[Raw records]
>>>

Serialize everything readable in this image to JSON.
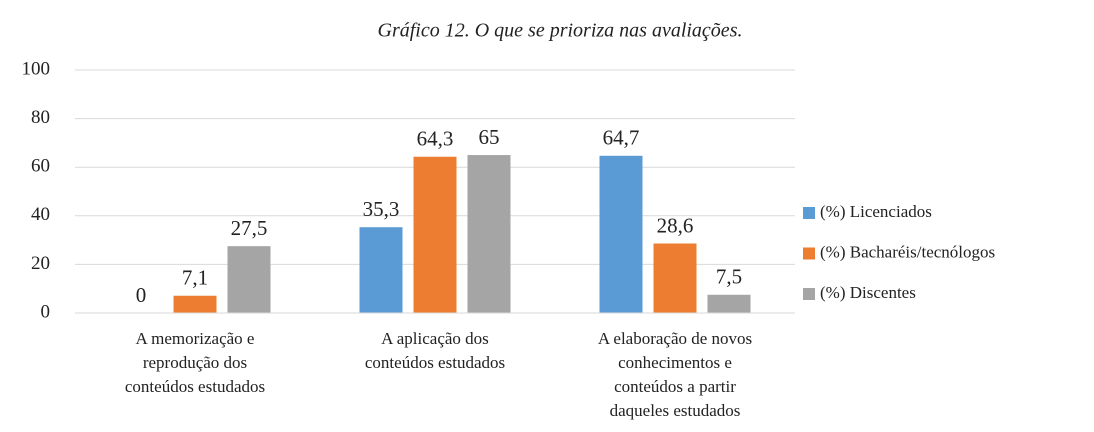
{
  "chart_data": {
    "type": "bar",
    "title": "Gráfico 12. O que se prioriza nas avaliações.",
    "categories": [
      "A memorização e reprodução dos conteúdos estudados",
      "A aplicação dos conteúdos estudados",
      "A elaboração de novos conhecimentos e conteúdos a partir daqueles estudados"
    ],
    "series": [
      {
        "name": "(%) Licenciados",
        "color": "#5b9bd5",
        "values": [
          0,
          35.3,
          64.7
        ],
        "value_labels": [
          "0",
          "35,3",
          "64,7"
        ]
      },
      {
        "name": "(%) Bacharéis/tecnólogos",
        "color": "#ed7d31",
        "values": [
          7.1,
          64.3,
          28.6
        ],
        "value_labels": [
          "7,1",
          "64,3",
          "28,6"
        ]
      },
      {
        "name": "(%) Discentes",
        "color": "#a5a5a5",
        "values": [
          27.5,
          65,
          7.5
        ],
        "value_labels": [
          "27,5",
          "65",
          "7,5"
        ]
      }
    ],
    "ylim": [
      0,
      100
    ],
    "yticks": [
      0,
      20,
      40,
      60,
      80,
      100
    ],
    "grid": true,
    "legend": "right"
  }
}
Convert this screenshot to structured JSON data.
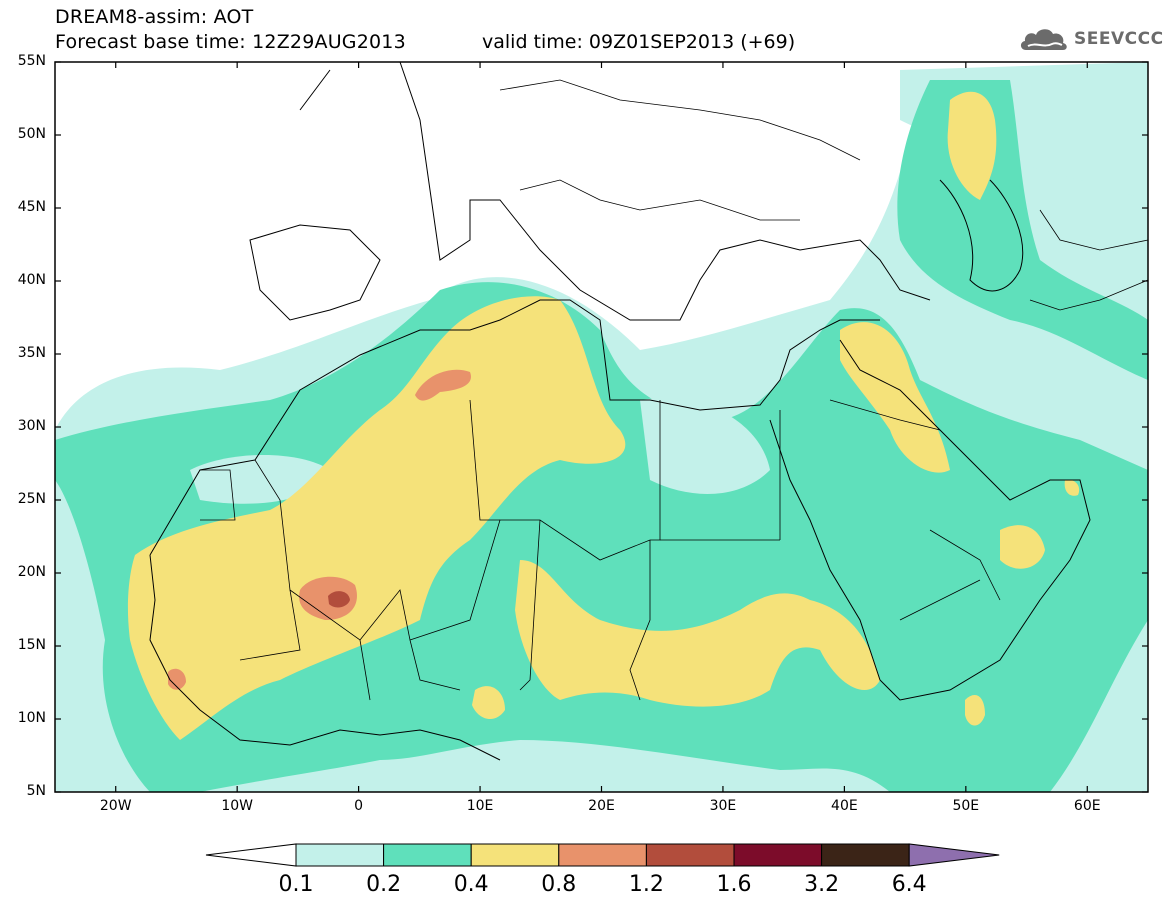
{
  "header": {
    "title": "DREAM8-assim: AOT",
    "base_time": "Forecast base time: 12Z29AUG2013",
    "valid_time": "valid time: 09Z01SEP2013 (+69)"
  },
  "logo": {
    "text": "SEEVCCC",
    "icon": "cloud-icon"
  },
  "map": {
    "lat_labels": [
      "55N",
      "50N",
      "45N",
      "40N",
      "35N",
      "30N",
      "25N",
      "20N",
      "15N",
      "10N",
      "5N"
    ],
    "lon_labels": [
      "20W",
      "10W",
      "0",
      "10E",
      "20E",
      "30E",
      "40E",
      "50E",
      "60E"
    ],
    "lat_range": [
      5,
      55
    ],
    "lon_range": [
      -25,
      65
    ]
  },
  "colorbar": {
    "labels": [
      "0.1",
      "0.2",
      "0.4",
      "0.8",
      "1.2",
      "1.6",
      "3.2",
      "6.4"
    ],
    "colors": [
      "#ffffff",
      "#c3f1ea",
      "#5fe0bb",
      "#f5e27a",
      "#e8926b",
      "#b24d3c",
      "#7c0c2a",
      "#3b2417",
      "#8e6fae"
    ]
  },
  "field_colors": {
    "c01": "#c3f1ea",
    "c02": "#5fe0bb",
    "c04": "#f5e27a",
    "c08": "#e8926b",
    "c12": "#b24d3c"
  }
}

<<<

What to do
From the entries above, pull out each line that includes "conteúdos".

Solution to this exercise
      "A memorização e reprodução dos conteúdos estudados",
      "A aplicação dos conteúdos estudados",
      "A elaboração de novos conhecimentos e conteúdos a partir daqueles estudados"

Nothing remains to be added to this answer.